- **Your goal**
Restate the lines from the one containing "225, 254, 245]" through the one containing "64, 251, 71]", replacing "visibility-toggle" with "visibility-button" wherever it occurs and changing nothing else. Give only those lines.

- **Working data**
■ ■ ■ ■ ■
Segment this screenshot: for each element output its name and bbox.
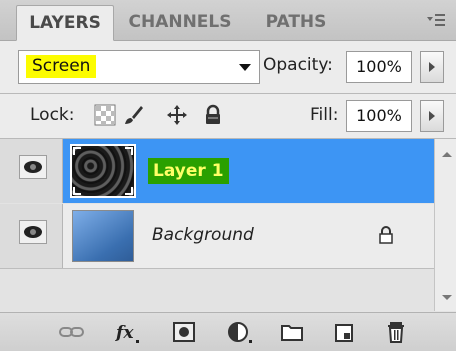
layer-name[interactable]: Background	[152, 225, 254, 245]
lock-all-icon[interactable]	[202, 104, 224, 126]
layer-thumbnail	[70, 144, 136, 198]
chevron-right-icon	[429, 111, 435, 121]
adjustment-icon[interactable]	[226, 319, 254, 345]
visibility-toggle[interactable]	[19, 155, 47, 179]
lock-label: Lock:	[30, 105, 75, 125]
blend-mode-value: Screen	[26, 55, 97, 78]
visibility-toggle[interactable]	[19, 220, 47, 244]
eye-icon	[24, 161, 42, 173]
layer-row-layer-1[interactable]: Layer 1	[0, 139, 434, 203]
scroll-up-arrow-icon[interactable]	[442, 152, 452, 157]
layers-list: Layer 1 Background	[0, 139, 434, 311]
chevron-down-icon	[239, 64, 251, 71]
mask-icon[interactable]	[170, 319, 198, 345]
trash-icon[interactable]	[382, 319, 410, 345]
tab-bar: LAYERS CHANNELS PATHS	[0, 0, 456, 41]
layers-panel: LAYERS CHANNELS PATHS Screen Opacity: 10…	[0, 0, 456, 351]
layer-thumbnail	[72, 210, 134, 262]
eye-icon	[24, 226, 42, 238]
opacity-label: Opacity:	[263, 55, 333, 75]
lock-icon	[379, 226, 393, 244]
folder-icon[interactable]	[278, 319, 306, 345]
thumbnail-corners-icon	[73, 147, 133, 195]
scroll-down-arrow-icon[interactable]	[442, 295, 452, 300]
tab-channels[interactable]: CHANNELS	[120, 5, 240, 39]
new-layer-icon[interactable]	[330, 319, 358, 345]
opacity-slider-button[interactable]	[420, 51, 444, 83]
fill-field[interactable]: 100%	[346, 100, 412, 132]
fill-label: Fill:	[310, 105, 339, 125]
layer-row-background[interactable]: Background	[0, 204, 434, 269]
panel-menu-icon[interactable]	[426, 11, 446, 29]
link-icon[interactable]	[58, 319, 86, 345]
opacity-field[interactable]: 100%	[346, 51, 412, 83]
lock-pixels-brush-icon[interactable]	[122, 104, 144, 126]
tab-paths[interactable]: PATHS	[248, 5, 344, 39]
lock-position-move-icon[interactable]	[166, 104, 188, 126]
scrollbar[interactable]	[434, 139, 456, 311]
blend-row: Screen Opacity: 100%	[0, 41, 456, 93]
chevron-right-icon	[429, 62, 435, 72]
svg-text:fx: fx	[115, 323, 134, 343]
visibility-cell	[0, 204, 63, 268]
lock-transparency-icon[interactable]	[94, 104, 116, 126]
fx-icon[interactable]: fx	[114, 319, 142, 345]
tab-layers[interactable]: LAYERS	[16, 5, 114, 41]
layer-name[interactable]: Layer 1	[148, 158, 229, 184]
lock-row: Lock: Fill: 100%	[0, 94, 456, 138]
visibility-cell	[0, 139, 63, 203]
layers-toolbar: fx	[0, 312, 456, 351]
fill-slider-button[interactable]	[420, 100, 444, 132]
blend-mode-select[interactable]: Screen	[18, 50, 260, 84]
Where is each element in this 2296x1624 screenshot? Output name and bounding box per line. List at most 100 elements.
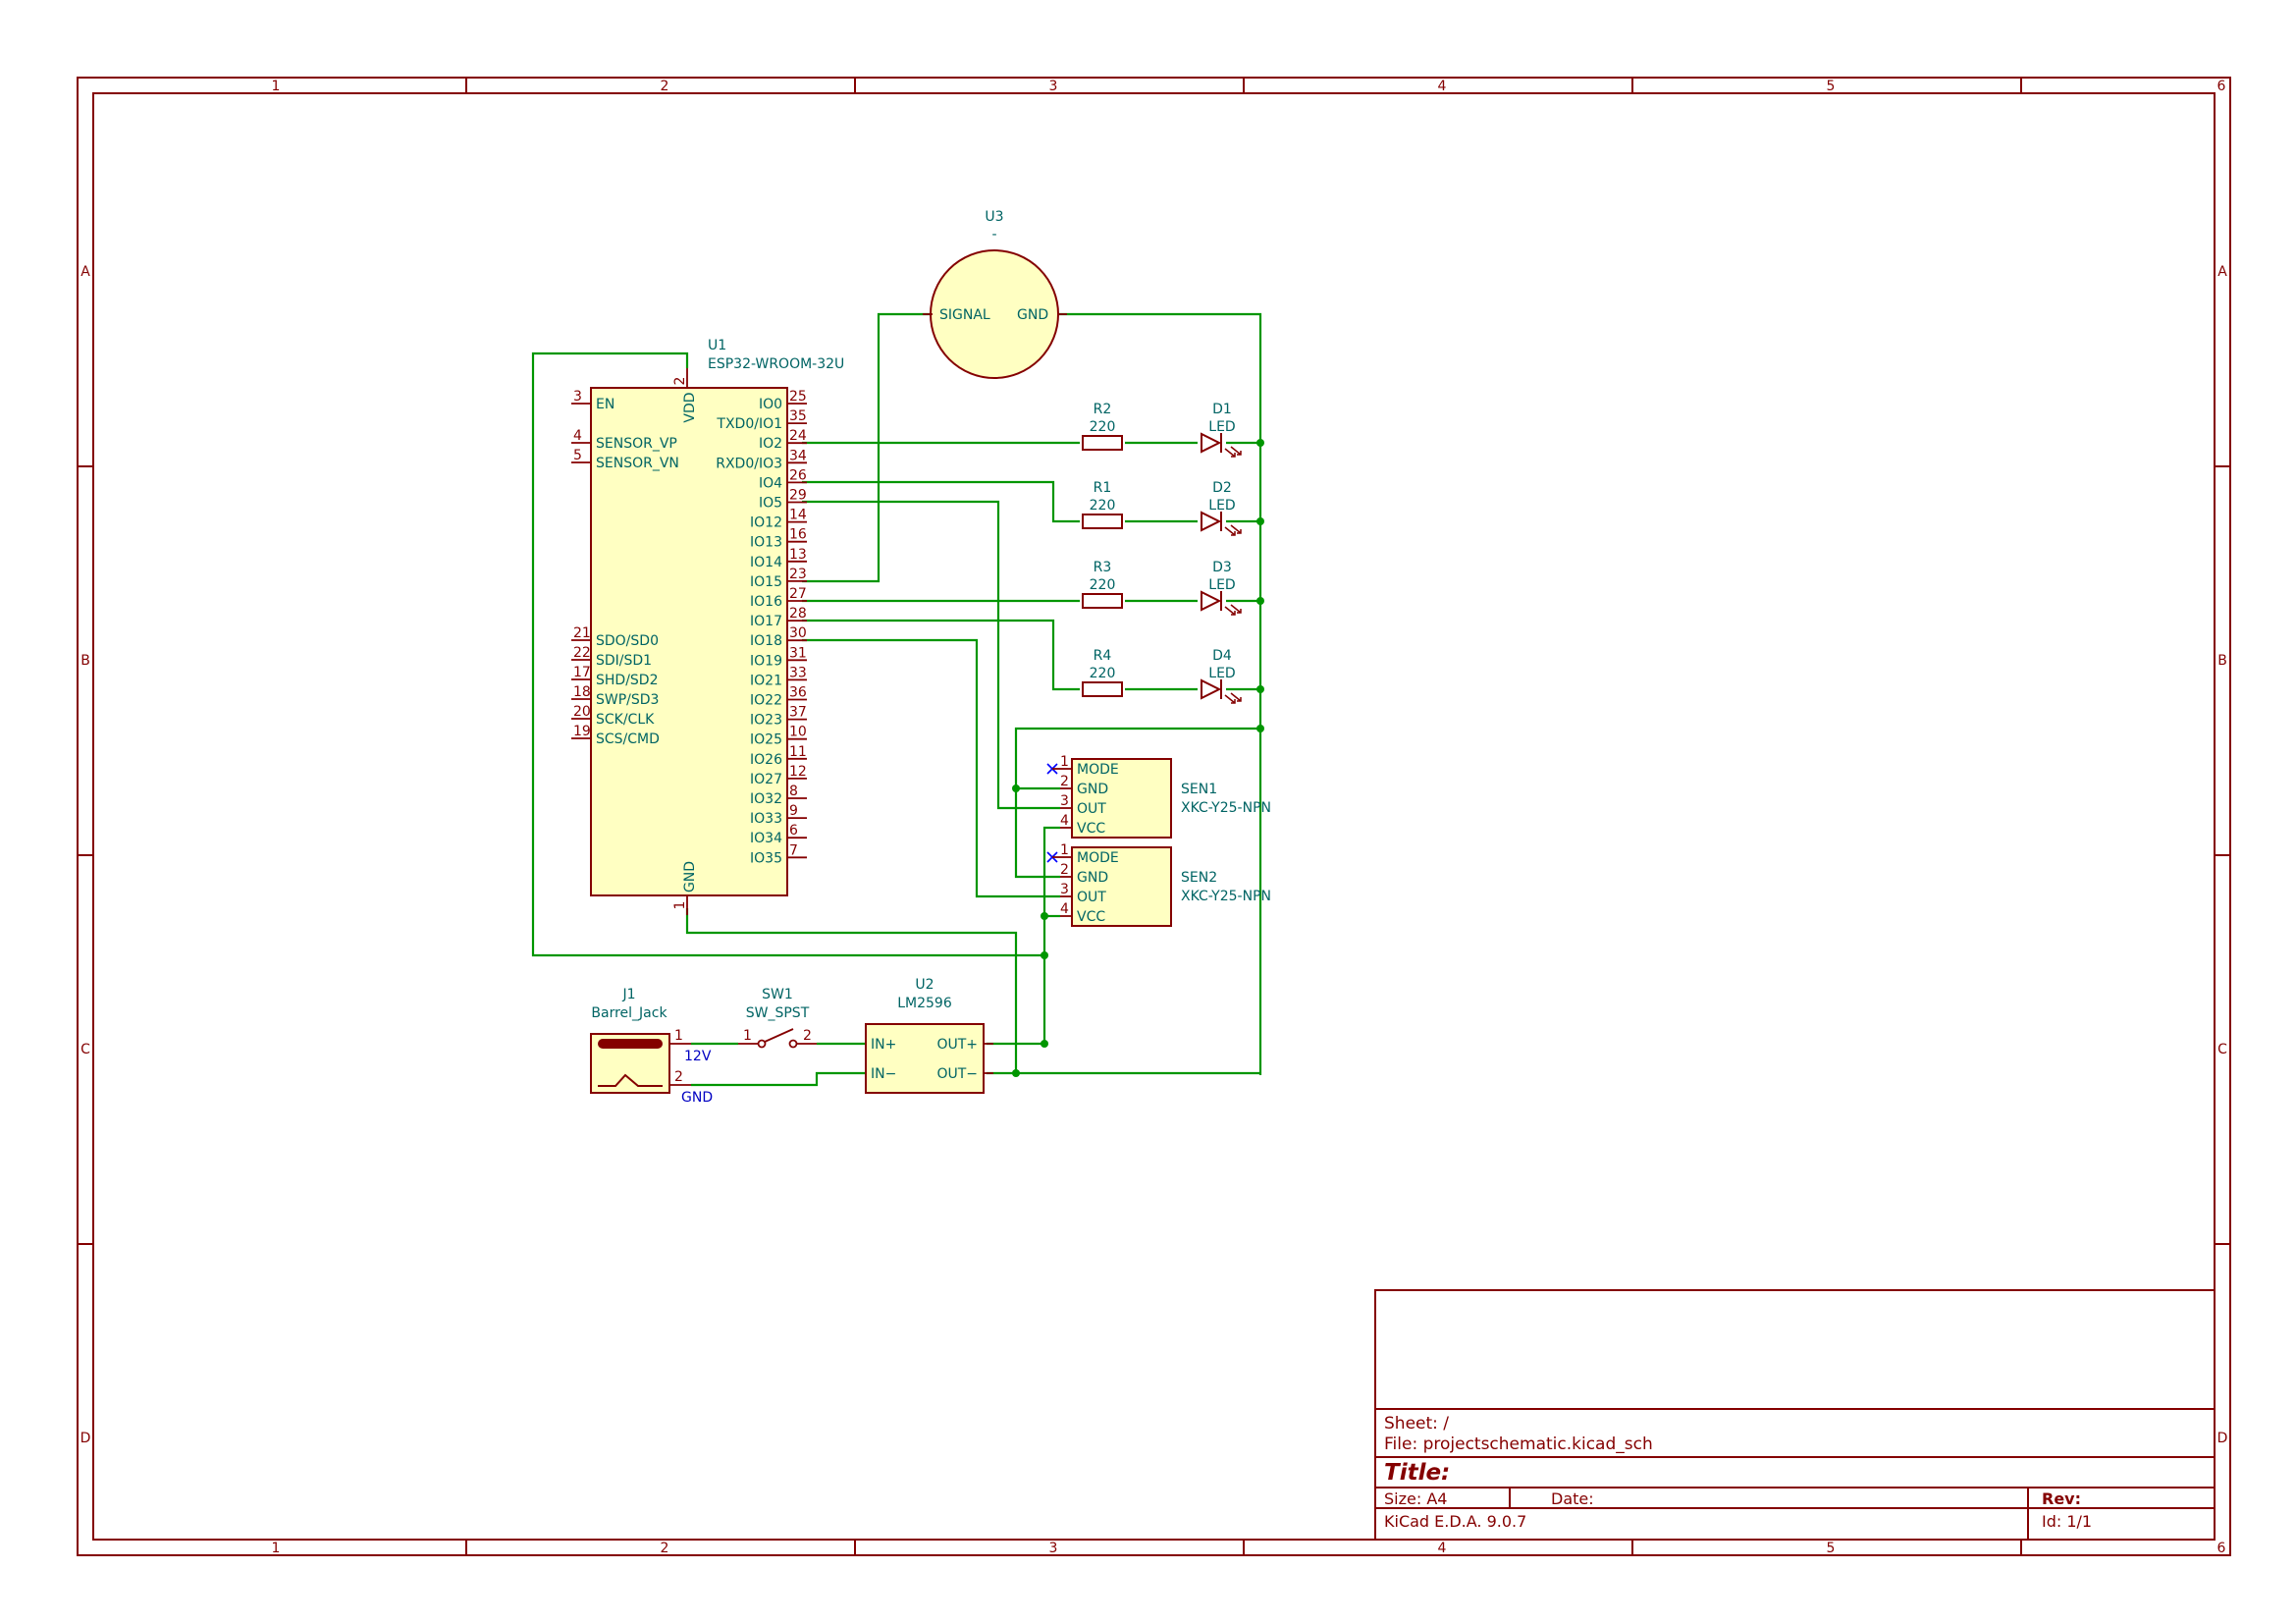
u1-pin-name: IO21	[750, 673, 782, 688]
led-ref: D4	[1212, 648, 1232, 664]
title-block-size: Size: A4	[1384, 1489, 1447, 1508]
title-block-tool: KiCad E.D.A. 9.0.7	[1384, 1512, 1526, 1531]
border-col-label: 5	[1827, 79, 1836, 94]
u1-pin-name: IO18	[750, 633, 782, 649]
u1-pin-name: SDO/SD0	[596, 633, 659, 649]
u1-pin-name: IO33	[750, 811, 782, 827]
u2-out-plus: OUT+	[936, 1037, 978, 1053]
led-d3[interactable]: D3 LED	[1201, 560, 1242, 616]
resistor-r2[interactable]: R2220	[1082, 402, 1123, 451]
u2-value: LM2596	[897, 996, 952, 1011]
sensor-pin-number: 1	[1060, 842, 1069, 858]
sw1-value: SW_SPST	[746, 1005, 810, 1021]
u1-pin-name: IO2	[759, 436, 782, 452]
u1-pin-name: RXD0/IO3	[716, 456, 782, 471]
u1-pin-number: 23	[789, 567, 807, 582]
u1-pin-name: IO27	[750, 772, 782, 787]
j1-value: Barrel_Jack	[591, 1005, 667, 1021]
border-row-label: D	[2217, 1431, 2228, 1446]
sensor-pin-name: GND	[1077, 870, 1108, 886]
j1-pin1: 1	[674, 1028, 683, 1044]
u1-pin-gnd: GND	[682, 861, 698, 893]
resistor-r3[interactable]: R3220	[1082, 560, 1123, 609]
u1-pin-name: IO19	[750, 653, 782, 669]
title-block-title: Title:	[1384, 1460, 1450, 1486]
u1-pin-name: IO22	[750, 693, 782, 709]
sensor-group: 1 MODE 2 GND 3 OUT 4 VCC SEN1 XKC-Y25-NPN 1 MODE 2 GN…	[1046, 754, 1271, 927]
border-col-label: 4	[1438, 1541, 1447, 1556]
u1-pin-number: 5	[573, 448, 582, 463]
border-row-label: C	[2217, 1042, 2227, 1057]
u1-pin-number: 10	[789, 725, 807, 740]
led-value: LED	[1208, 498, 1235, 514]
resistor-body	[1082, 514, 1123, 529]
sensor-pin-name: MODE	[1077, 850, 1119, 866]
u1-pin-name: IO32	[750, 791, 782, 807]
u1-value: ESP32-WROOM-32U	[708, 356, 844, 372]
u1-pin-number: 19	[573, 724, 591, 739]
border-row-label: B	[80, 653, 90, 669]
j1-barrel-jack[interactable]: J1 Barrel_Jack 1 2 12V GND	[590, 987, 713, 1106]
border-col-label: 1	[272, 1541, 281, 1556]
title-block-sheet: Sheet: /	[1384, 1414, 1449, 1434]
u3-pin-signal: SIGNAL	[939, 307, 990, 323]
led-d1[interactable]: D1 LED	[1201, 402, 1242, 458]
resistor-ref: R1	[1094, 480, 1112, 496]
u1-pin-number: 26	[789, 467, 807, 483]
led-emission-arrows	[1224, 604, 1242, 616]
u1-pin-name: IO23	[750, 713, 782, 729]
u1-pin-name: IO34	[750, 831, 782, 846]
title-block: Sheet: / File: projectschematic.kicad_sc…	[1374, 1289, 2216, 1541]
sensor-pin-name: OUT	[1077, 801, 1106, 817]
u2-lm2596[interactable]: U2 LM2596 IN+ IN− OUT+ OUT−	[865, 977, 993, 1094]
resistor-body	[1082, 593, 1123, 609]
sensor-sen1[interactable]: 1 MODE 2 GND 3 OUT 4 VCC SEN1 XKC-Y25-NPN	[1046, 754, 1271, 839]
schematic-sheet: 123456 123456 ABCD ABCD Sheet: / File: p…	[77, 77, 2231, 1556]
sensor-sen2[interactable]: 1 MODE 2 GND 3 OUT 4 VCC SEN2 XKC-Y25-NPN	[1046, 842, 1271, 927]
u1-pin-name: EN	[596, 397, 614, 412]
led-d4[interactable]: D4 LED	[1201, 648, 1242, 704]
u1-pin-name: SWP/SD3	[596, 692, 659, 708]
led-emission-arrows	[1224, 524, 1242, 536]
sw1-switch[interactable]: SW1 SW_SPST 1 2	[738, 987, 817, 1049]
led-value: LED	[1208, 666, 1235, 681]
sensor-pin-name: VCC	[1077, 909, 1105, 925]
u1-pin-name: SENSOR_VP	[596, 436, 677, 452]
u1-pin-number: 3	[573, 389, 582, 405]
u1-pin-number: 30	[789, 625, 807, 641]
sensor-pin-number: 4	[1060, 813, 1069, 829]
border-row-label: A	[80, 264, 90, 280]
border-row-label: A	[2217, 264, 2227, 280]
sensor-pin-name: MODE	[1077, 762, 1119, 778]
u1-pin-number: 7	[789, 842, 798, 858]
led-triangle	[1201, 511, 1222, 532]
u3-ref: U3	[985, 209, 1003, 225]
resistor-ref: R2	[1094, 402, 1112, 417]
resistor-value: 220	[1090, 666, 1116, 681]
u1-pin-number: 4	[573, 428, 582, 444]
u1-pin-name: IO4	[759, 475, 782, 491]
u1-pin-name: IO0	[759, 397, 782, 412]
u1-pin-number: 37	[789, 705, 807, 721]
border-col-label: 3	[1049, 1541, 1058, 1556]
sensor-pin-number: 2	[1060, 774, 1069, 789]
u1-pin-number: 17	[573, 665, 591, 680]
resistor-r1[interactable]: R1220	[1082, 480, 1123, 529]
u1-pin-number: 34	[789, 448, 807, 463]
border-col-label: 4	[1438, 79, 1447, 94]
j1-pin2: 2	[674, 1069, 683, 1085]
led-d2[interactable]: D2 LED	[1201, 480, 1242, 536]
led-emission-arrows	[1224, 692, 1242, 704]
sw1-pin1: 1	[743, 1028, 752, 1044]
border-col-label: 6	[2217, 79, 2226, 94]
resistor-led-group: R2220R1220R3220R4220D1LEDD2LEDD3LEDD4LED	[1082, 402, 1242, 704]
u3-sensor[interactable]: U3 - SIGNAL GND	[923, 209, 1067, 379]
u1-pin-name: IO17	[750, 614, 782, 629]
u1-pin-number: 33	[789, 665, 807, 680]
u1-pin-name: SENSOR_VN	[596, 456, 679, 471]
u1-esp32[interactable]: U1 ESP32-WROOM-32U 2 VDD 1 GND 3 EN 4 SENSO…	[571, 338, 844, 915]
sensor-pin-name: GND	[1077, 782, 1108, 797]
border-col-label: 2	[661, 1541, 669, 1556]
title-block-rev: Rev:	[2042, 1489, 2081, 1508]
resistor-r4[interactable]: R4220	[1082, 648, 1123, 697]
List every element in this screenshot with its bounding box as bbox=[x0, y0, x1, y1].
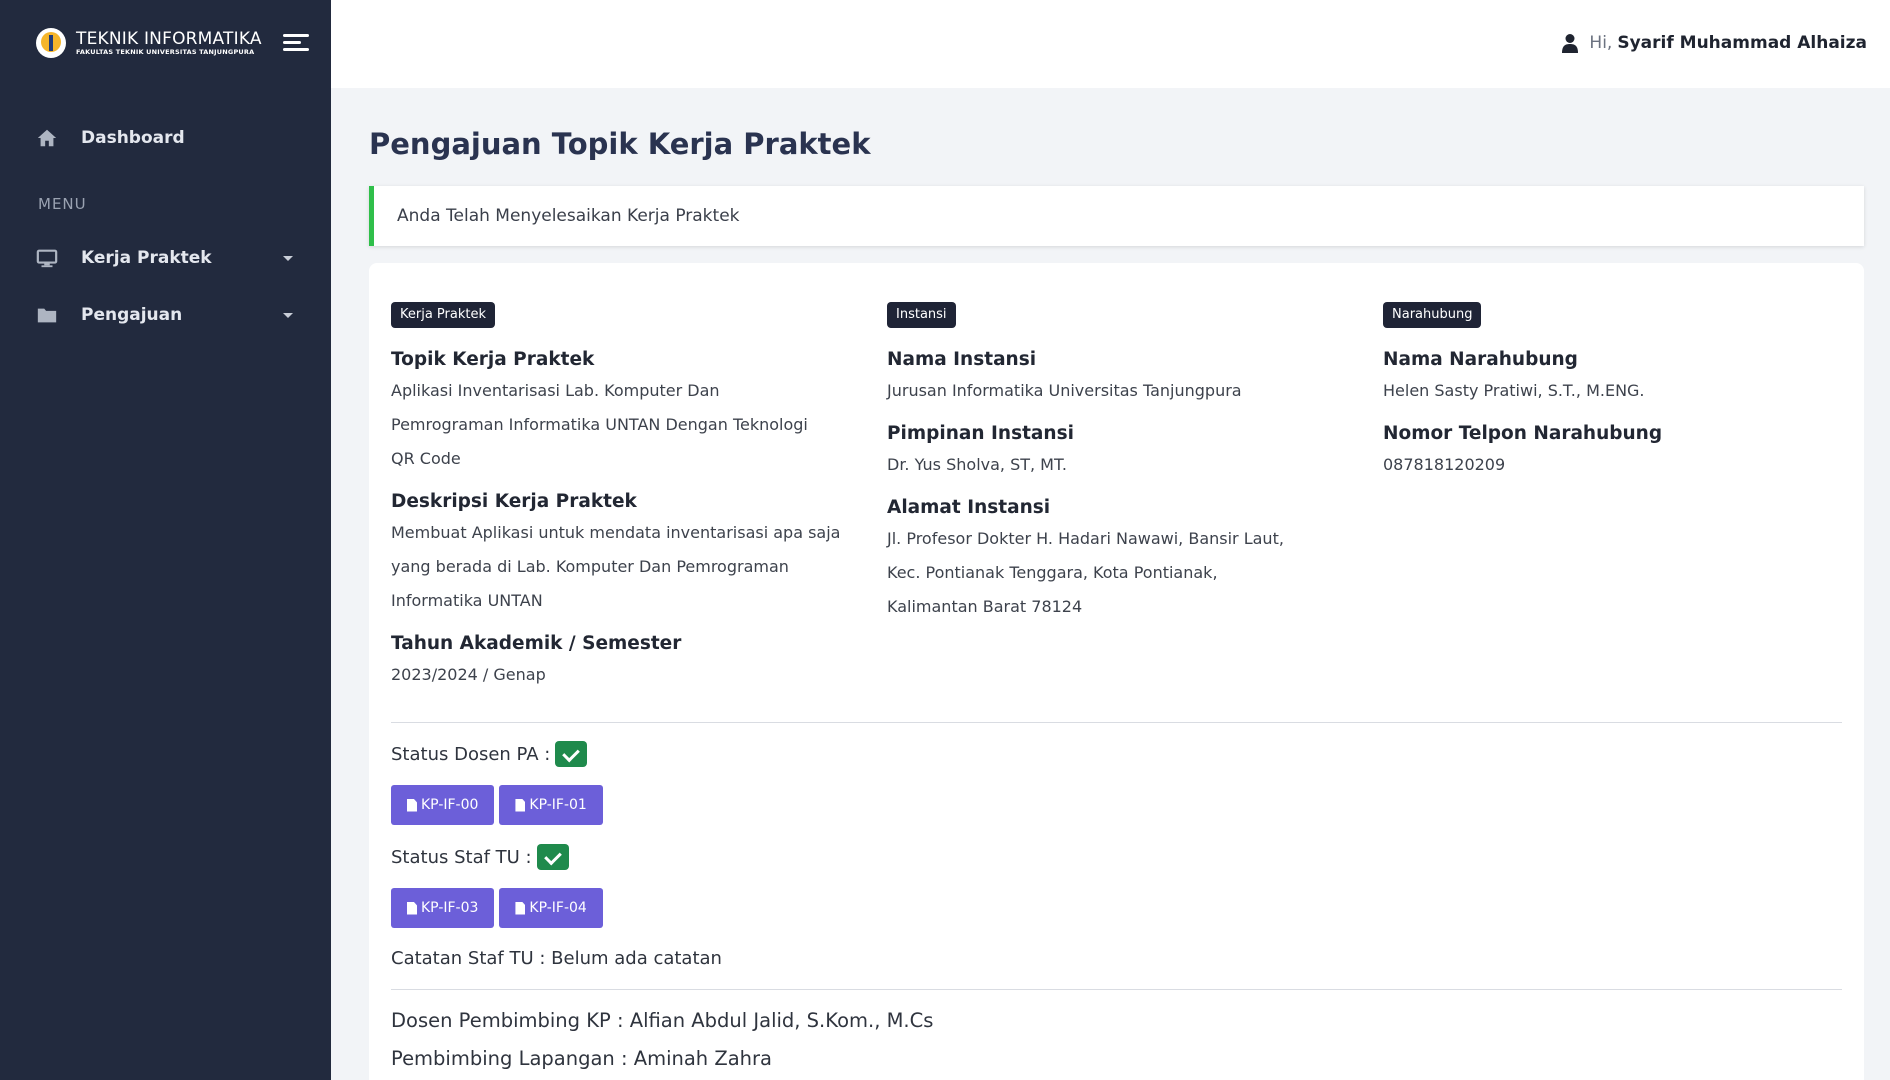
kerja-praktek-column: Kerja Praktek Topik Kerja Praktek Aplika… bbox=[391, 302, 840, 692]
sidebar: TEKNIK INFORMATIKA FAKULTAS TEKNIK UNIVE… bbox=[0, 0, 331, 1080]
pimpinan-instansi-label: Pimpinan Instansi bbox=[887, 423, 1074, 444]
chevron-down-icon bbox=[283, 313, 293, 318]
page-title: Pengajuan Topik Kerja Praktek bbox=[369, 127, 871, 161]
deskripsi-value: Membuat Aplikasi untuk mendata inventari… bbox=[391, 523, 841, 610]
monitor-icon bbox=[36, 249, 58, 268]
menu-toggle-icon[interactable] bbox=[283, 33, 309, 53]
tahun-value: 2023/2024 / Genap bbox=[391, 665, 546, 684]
■ ■ ■ ■ ■
- **Answer to the exercise**
layer-name[interactable]: Background	[152, 225, 254, 245]
lock-all-icon[interactable]	[202, 104, 224, 126]
layer-thumbnail	[70, 144, 136, 198]
chevron-right-icon	[429, 111, 435, 121]
adjustment-icon[interactable]	[226, 319, 254, 345]
visibility-button[interactable]	[19, 155, 47, 179]
lock-label: Lock:	[30, 105, 75, 125]
blend-mode-value: Screen	[26, 55, 97, 78]
visibility-button[interactable]	[19, 220, 47, 244]
eye-icon	[24, 161, 42, 173]
layer-row-layer-1[interactable]: Layer 1	[0, 139, 434, 203]
scroll-up-arrow-icon[interactable]	[442, 152, 452, 157]
layers-list: Layer 1 Background	[0, 139, 434, 311]
chevron-down-icon	[239, 64, 251, 71]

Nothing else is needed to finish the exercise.